=== Source records ===
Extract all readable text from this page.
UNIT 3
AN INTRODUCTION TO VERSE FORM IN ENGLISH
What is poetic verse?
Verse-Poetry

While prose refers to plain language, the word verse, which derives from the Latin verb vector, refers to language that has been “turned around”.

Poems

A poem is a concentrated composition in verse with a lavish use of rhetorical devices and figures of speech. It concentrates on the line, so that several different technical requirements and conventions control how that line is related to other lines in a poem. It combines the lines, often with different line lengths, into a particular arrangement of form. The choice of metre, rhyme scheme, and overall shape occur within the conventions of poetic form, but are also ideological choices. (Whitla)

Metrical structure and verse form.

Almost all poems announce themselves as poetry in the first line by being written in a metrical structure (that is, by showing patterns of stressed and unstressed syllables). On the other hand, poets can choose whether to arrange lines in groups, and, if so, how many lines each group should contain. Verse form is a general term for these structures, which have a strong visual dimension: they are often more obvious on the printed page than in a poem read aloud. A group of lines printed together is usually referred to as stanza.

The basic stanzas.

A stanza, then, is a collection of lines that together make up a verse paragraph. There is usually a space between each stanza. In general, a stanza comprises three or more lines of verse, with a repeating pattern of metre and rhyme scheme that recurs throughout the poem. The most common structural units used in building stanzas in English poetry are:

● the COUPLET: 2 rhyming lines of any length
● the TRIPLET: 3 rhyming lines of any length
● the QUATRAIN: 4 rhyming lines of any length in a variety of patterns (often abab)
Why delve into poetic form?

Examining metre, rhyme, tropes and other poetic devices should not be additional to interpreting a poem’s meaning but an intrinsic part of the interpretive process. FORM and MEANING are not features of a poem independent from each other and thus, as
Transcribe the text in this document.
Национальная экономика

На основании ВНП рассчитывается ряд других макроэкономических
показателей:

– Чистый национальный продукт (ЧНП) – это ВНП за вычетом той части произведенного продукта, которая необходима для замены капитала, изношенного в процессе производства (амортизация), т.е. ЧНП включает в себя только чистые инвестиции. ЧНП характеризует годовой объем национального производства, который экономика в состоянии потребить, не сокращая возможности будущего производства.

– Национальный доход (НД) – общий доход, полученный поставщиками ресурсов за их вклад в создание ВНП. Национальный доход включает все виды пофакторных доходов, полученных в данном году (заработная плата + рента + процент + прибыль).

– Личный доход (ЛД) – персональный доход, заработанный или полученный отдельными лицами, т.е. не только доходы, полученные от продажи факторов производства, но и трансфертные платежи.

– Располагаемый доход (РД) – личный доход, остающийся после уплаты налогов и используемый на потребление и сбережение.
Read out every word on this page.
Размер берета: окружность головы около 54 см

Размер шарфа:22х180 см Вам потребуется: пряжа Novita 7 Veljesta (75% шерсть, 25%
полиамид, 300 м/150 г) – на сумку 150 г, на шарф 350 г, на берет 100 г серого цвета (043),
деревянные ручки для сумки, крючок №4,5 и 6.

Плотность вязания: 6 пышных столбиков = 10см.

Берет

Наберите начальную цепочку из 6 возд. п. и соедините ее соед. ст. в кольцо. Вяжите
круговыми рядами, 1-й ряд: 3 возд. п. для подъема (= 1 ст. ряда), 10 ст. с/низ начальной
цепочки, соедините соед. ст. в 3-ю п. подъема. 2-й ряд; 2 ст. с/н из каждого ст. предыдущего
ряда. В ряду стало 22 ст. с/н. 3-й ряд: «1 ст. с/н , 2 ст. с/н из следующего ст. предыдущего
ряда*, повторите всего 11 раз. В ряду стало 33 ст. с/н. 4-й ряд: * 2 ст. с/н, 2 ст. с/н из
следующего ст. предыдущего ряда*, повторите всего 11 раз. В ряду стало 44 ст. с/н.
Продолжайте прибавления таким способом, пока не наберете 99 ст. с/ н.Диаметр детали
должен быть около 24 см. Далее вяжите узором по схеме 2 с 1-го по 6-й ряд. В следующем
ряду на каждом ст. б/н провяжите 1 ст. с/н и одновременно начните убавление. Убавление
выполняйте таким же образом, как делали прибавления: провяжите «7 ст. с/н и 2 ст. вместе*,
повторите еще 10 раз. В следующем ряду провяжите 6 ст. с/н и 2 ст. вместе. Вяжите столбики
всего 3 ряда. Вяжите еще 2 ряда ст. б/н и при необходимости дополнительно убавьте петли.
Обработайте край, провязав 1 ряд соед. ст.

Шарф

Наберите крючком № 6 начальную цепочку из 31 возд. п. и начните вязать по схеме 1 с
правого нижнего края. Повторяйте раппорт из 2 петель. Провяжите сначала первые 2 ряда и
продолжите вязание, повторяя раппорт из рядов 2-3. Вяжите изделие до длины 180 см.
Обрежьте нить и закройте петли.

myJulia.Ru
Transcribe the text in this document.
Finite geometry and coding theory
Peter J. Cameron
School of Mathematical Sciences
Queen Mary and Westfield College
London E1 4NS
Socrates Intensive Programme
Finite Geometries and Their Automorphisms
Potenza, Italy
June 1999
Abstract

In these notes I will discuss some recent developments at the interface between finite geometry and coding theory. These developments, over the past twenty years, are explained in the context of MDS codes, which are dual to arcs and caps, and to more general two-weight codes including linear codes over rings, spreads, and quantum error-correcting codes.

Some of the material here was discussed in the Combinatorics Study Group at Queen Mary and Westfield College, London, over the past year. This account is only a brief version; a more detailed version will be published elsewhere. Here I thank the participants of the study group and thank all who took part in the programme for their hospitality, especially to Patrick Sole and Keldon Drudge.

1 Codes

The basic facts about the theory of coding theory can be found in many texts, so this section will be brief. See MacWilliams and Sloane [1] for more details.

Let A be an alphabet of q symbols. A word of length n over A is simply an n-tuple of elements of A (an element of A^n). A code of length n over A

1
===
The task: Gather every line from the entries above where the word "начните" appears, and copy them.

Completed exercise:
ряду на каждом ст. б/н провяжите 1 ст. с/н и одновременно начните убавление. Убавление
Наберите крючком № 6 начальную цепочку из 31 возд. п. и начните вязать по схеме 1 с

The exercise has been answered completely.